What you should do |
Transcribe all the entries word for word, skipping the pictures.

Task input |
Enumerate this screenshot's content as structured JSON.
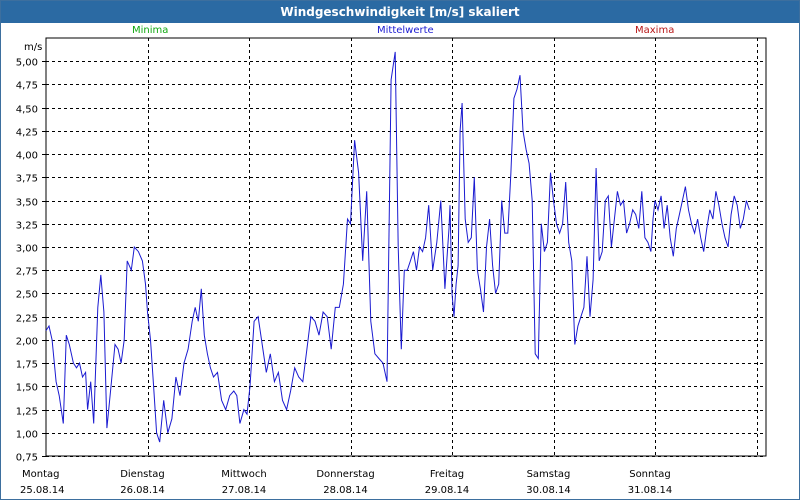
{
  "title": "Windgeschwindigkeit [m/s] skaliert",
  "legend": {
    "min": "Minima",
    "mean": "Mittelwerte",
    "max": "Maxima",
    "min_color": "#11a811",
    "mean_color": "#1b1bd1",
    "max_color": "#b81818"
  },
  "chart_data": {
    "type": "line",
    "title": "Windgeschwindigkeit [m/s] skaliert",
    "ylabel": "m/s",
    "ylim": [
      0.75,
      5.25
    ],
    "yticks": [
      "0,75",
      "1,00",
      "1,25",
      "1,50",
      "1,75",
      "2,00",
      "2,25",
      "2,50",
      "2,75",
      "3,00",
      "3,25",
      "3,50",
      "3,75",
      "4,00",
      "4,25",
      "4,50",
      "4,75",
      "5,00"
    ],
    "ytick_values": [
      0.75,
      1.0,
      1.25,
      1.5,
      1.75,
      2.0,
      2.25,
      2.5,
      2.75,
      3.0,
      3.25,
      3.5,
      3.75,
      4.0,
      4.25,
      4.5,
      4.75,
      5.0
    ],
    "x_days": [
      {
        "day": "Montag",
        "date": "25.08.14"
      },
      {
        "day": "Dienstag",
        "date": "26.08.14"
      },
      {
        "day": "Mittwoch",
        "date": "27.08.14"
      },
      {
        "day": "Donnerstag",
        "date": "28.08.14"
      },
      {
        "day": "Freitag",
        "date": "29.08.14"
      },
      {
        "day": "Samstag",
        "date": "30.08.14"
      },
      {
        "day": "Sonntag",
        "date": "31.08.14"
      }
    ],
    "grid": true,
    "series": [
      {
        "name": "Mittelwerte",
        "color": "#1b1bd1",
        "x_days": [
          0,
          0.03,
          0.06,
          0.1,
          0.13,
          0.17,
          0.2,
          0.23,
          0.27,
          0.3,
          0.33,
          0.36,
          0.39,
          0.41,
          0.44,
          0.47,
          0.51,
          0.54,
          0.57,
          0.6,
          0.64,
          0.68,
          0.71,
          0.74,
          0.77,
          0.8,
          0.84,
          0.87,
          0.91,
          0.95,
          0.98,
          1.0,
          1.03,
          1.06,
          1.09,
          1.12,
          1.16,
          1.2,
          1.24,
          1.28,
          1.32,
          1.36,
          1.4,
          1.44,
          1.47,
          1.5,
          1.53,
          1.56,
          1.59,
          1.62,
          1.65,
          1.69,
          1.73,
          1.77,
          1.81,
          1.85,
          1.88,
          1.91,
          1.95,
          1.98,
          2.01,
          2.05,
          2.09,
          2.13,
          2.17,
          2.21,
          2.25,
          2.29,
          2.33,
          2.37,
          2.41,
          2.45,
          2.49,
          2.53,
          2.57,
          2.61,
          2.65,
          2.69,
          2.73,
          2.77,
          2.81,
          2.85,
          2.89,
          2.93,
          2.97,
          3.0,
          3.04,
          3.08,
          3.12,
          3.16,
          3.2,
          3.24,
          3.28,
          3.32,
          3.36,
          3.4,
          3.44,
          3.47,
          3.5,
          3.53,
          3.56,
          3.59,
          3.62,
          3.65,
          3.68,
          3.71,
          3.74,
          3.77,
          3.81,
          3.85,
          3.89,
          3.93,
          3.97,
          3.98,
          4.0,
          4.02,
          4.04,
          4.06,
          4.08,
          4.1,
          4.13,
          4.16,
          4.19,
          4.22,
          4.25,
          4.28,
          4.31,
          4.34,
          4.37,
          4.4,
          4.43,
          4.46,
          4.49,
          4.52,
          4.55,
          4.58,
          4.61,
          4.64,
          4.67,
          4.7,
          4.73,
          4.76,
          4.79,
          4.82,
          4.85,
          4.88,
          4.91,
          4.94,
          4.97,
          5.0,
          5.03,
          5.06,
          5.09,
          5.12,
          5.15,
          5.18,
          5.21,
          5.24,
          5.27,
          5.3,
          5.33,
          5.36,
          5.39,
          5.42,
          5.45,
          5.48,
          5.51,
          5.54,
          5.57,
          5.6,
          5.63,
          5.66,
          5.69,
          5.72,
          5.75,
          5.78,
          5.81,
          5.84,
          5.87,
          5.9,
          5.93,
          5.96,
          5.98,
          6.0,
          6.03,
          6.06,
          6.09,
          6.12,
          6.15,
          6.18,
          6.21,
          6.24,
          6.27,
          6.3,
          6.33,
          6.36,
          6.39,
          6.42,
          6.45,
          6.48,
          6.51,
          6.54,
          6.57,
          6.6,
          6.63,
          6.66,
          6.69,
          6.72,
          6.75,
          6.78,
          6.81,
          6.84,
          6.87,
          6.9,
          6.93,
          6.96,
          6.99,
          7.01,
          7.04,
          7.07,
          7.1,
          7.13
        ],
        "values": [
          2.1,
          2.15,
          2.0,
          1.55,
          1.4,
          1.1,
          2.05,
          1.95,
          1.75,
          1.7,
          1.75,
          1.6,
          1.65,
          1.25,
          1.55,
          1.1,
          2.35,
          2.7,
          2.3,
          1.05,
          1.5,
          1.95,
          1.9,
          1.75,
          2.0,
          2.85,
          2.75,
          3.0,
          2.95,
          2.85,
          2.6,
          2.3,
          2.0,
          1.5,
          1.0,
          0.9,
          1.35,
          1.0,
          1.15,
          1.6,
          1.4,
          1.75,
          1.9,
          2.2,
          2.35,
          2.2,
          2.55,
          2.05,
          1.85,
          1.7,
          1.6,
          1.65,
          1.35,
          1.25,
          1.4,
          1.45,
          1.4,
          1.1,
          1.25,
          1.2,
          1.5,
          2.2,
          2.25,
          1.95,
          1.65,
          1.85,
          1.55,
          1.65,
          1.35,
          1.25,
          1.45,
          1.7,
          1.6,
          1.55,
          1.9,
          2.25,
          2.2,
          2.05,
          2.3,
          2.25,
          1.9,
          2.35,
          2.35,
          2.6,
          3.3,
          3.25,
          4.15,
          3.8,
          2.85,
          3.6,
          2.2,
          1.85,
          1.8,
          1.75,
          1.55,
          4.8,
          5.1,
          3.0,
          1.9,
          2.75,
          2.75,
          2.85,
          2.95,
          2.75,
          3.0,
          2.95,
          3.1,
          3.45,
          2.75,
          3.05,
          3.5,
          2.55,
          3.2,
          3.45,
          2.5,
          2.25,
          2.6,
          2.8,
          4.25,
          4.55,
          3.3,
          3.05,
          3.1,
          3.75,
          2.75,
          2.55,
          2.3,
          3.0,
          3.3,
          2.8,
          2.5,
          2.6,
          3.5,
          3.15,
          3.15,
          3.8,
          4.6,
          4.7,
          4.85,
          4.25,
          4.05,
          3.9,
          3.5,
          1.85,
          1.8,
          3.25,
          2.95,
          3.05,
          3.8,
          3.5,
          3.25,
          3.15,
          3.25,
          3.7,
          3.05,
          2.85,
          1.95,
          2.15,
          2.25,
          2.35,
          2.9,
          2.25,
          2.65,
          3.85,
          2.85,
          2.95,
          3.5,
          3.55,
          3.0,
          3.3,
          3.6,
          3.45,
          3.5,
          3.15,
          3.25,
          3.4,
          3.35,
          3.2,
          3.6,
          3.1,
          3.05,
          2.95,
          3.3,
          3.5,
          3.4,
          3.55,
          3.2,
          3.45,
          3.1,
          2.9,
          3.2,
          3.35,
          3.5,
          3.65,
          3.4,
          3.25,
          3.15,
          3.3,
          3.1,
          2.95,
          3.2,
          3.4,
          3.3,
          3.6,
          3.45,
          3.25,
          3.1,
          3.0,
          3.35,
          3.55,
          3.45,
          3.2,
          3.3,
          3.5,
          3.4
        ]
      }
    ]
  }
}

Response to the task |
Enumerate this screenshot's content as structured JSON.
{
  "title": "Windgeschwindigkeit [m/s] skaliert",
  "legend": {
    "min": "Minima",
    "mean": "Mittelwerte",
    "max": "Maxima",
    "min_color": "#11a811",
    "mean_color": "#1b1bd1",
    "max_color": "#b81818"
  },
  "chart_data": {
    "type": "line",
    "title": "Windgeschwindigkeit [m/s] skaliert",
    "ylabel": "m/s",
    "ylim": [
      0.75,
      5.25
    ],
    "yticks": [
      "0,75",
      "1,00",
      "1,25",
      "1,50",
      "1,75",
      "2,00",
      "2,25",
      "2,50",
      "2,75",
      "3,00",
      "3,25",
      "3,50",
      "3,75",
      "4,00",
      "4,25",
      "4,50",
      "4,75",
      "5,00"
    ],
    "ytick_values": [
      0.75,
      1.0,
      1.25,
      1.5,
      1.75,
      2.0,
      2.25,
      2.5,
      2.75,
      3.0,
      3.25,
      3.5,
      3.75,
      4.0,
      4.25,
      4.5,
      4.75,
      5.0
    ],
    "x_days": [
      {
        "day": "Montag",
        "date": "25.08.14"
      },
      {
        "day": "Dienstag",
        "date": "26.08.14"
      },
      {
        "day": "Mittwoch",
        "date": "27.08.14"
      },
      {
        "day": "Donnerstag",
        "date": "28.08.14"
      },
      {
        "day": "Freitag",
        "date": "29.08.14"
      },
      {
        "day": "Samstag",
        "date": "30.08.14"
      },
      {
        "day": "Sonntag",
        "date": "31.08.14"
      }
    ],
    "grid": true,
    "series": [
      {
        "name": "Mittelwerte",
        "color": "#1b1bd1",
        "x_days": [
          0,
          0.03,
          0.06,
          0.1,
          0.13,
          0.17,
          0.2,
          0.23,
          0.27,
          0.3,
          0.33,
          0.36,
          0.39,
          0.41,
          0.44,
          0.47,
          0.51,
          0.54,
          0.57,
          0.6,
          0.64,
          0.68,
          0.71,
          0.74,
          0.77,
          0.8,
          0.84,
          0.87,
          0.91,
          0.95,
          0.98,
          1.0,
          1.03,
          1.06,
          1.09,
          1.12,
          1.16,
          1.2,
          1.24,
          1.28,
          1.32,
          1.36,
          1.4,
          1.44,
          1.47,
          1.5,
          1.53,
          1.56,
          1.59,
          1.62,
          1.65,
          1.69,
          1.73,
          1.77,
          1.81,
          1.85,
          1.88,
          1.91,
          1.95,
          1.98,
          2.01,
          2.05,
          2.09,
          2.13,
          2.17,
          2.21,
          2.25,
          2.29,
          2.33,
          2.37,
          2.41,
          2.45,
          2.49,
          2.53,
          2.57,
          2.61,
          2.65,
          2.69,
          2.73,
          2.77,
          2.81,
          2.85,
          2.89,
          2.93,
          2.97,
          3.0,
          3.04,
          3.08,
          3.12,
          3.16,
          3.2,
          3.24,
          3.28,
          3.32,
          3.36,
          3.4,
          3.44,
          3.47,
          3.5,
          3.53,
          3.56,
          3.59,
          3.62,
          3.65,
          3.68,
          3.71,
          3.74,
          3.77,
          3.81,
          3.85,
          3.89,
          3.93,
          3.97,
          3.98,
          4.0,
          4.02,
          4.04,
          4.06,
          4.08,
          4.1,
          4.13,
          4.16,
          4.19,
          4.22,
          4.25,
          4.28,
          4.31,
          4.34,
          4.37,
          4.4,
          4.43,
          4.46,
          4.49,
          4.52,
          4.55,
          4.58,
          4.61,
          4.64,
          4.67,
          4.7,
          4.73,
          4.76,
          4.79,
          4.82,
          4.85,
          4.88,
          4.91,
          4.94,
          4.97,
          5.0,
          5.03,
          5.06,
          5.09,
          5.12,
          5.15,
          5.18,
          5.21,
          5.24,
          5.27,
          5.3,
          5.33,
          5.36,
          5.39,
          5.42,
          5.45,
          5.48,
          5.51,
          5.54,
          5.57,
          5.6,
          5.63,
          5.66,
          5.69,
          5.72,
          5.75,
          5.78,
          5.81,
          5.84,
          5.87,
          5.9,
          5.93,
          5.96,
          5.98,
          6.0,
          6.03,
          6.06,
          6.09,
          6.12,
          6.15,
          6.18,
          6.21,
          6.24,
          6.27,
          6.3,
          6.33,
          6.36,
          6.39,
          6.42,
          6.45,
          6.48,
          6.51,
          6.54,
          6.57,
          6.6,
          6.63,
          6.66,
          6.69,
          6.72,
          6.75,
          6.78,
          6.81,
          6.84,
          6.87,
          6.9,
          6.93,
          6.96,
          6.99,
          7.01,
          7.04,
          7.07,
          7.1,
          7.13
        ],
        "values": [
          2.1,
          2.15,
          2.0,
          1.55,
          1.4,
          1.1,
          2.05,
          1.95,
          1.75,
          1.7,
          1.75,
          1.6,
          1.65,
          1.25,
          1.55,
          1.1,
          2.35,
          2.7,
          2.3,
          1.05,
          1.5,
          1.95,
          1.9,
          1.75,
          2.0,
          2.85,
          2.75,
          3.0,
          2.95,
          2.85,
          2.6,
          2.3,
          2.0,
          1.5,
          1.0,
          0.9,
          1.35,
          1.0,
          1.15,
          1.6,
          1.4,
          1.75,
          1.9,
          2.2,
          2.35,
          2.2,
          2.55,
          2.05,
          1.85,
          1.7,
          1.6,
          1.65,
          1.35,
          1.25,
          1.4,
          1.45,
          1.4,
          1.1,
          1.25,
          1.2,
          1.5,
          2.2,
          2.25,
          1.95,
          1.65,
          1.85,
          1.55,
          1.65,
          1.35,
          1.25,
          1.45,
          1.7,
          1.6,
          1.55,
          1.9,
          2.25,
          2.2,
          2.05,
          2.3,
          2.25,
          1.9,
          2.35,
          2.35,
          2.6,
          3.3,
          3.25,
          4.15,
          3.8,
          2.85,
          3.6,
          2.2,
          1.85,
          1.8,
          1.75,
          1.55,
          4.8,
          5.1,
          3.0,
          1.9,
          2.75,
          2.75,
          2.85,
          2.95,
          2.75,
          3.0,
          2.95,
          3.1,
          3.45,
          2.75,
          3.05,
          3.5,
          2.55,
          3.2,
          3.45,
          2.5,
          2.25,
          2.6,
          2.8,
          4.25,
          4.55,
          3.3,
          3.05,
          3.1,
          3.75,
          2.75,
          2.55,
          2.3,
          3.0,
          3.3,
          2.8,
          2.5,
          2.6,
          3.5,
          3.15,
          3.15,
          3.8,
          4.6,
          4.7,
          4.85,
          4.25,
          4.05,
          3.9,
          3.5,
          1.85,
          1.8,
          3.25,
          2.95,
          3.05,
          3.8,
          3.5,
          3.25,
          3.15,
          3.25,
          3.7,
          3.05,
          2.85,
          1.95,
          2.15,
          2.25,
          2.35,
          2.9,
          2.25,
          2.65,
          3.85,
          2.85,
          2.95,
          3.5,
          3.55,
          3.0,
          3.3,
          3.6,
          3.45,
          3.5,
          3.15,
          3.25,
          3.4,
          3.35,
          3.2,
          3.6,
          3.1,
          3.05,
          2.95,
          3.3,
          3.5,
          3.4,
          3.55,
          3.2,
          3.45,
          3.1,
          2.9,
          3.2,
          3.35,
          3.5,
          3.65,
          3.4,
          3.25,
          3.15,
          3.3,
          3.1,
          2.95,
          3.2,
          3.4,
          3.3,
          3.6,
          3.45,
          3.25,
          3.1,
          3.0,
          3.35,
          3.55,
          3.45,
          3.2,
          3.3,
          3.5,
          3.4
        ]
      }
    ]
  }
}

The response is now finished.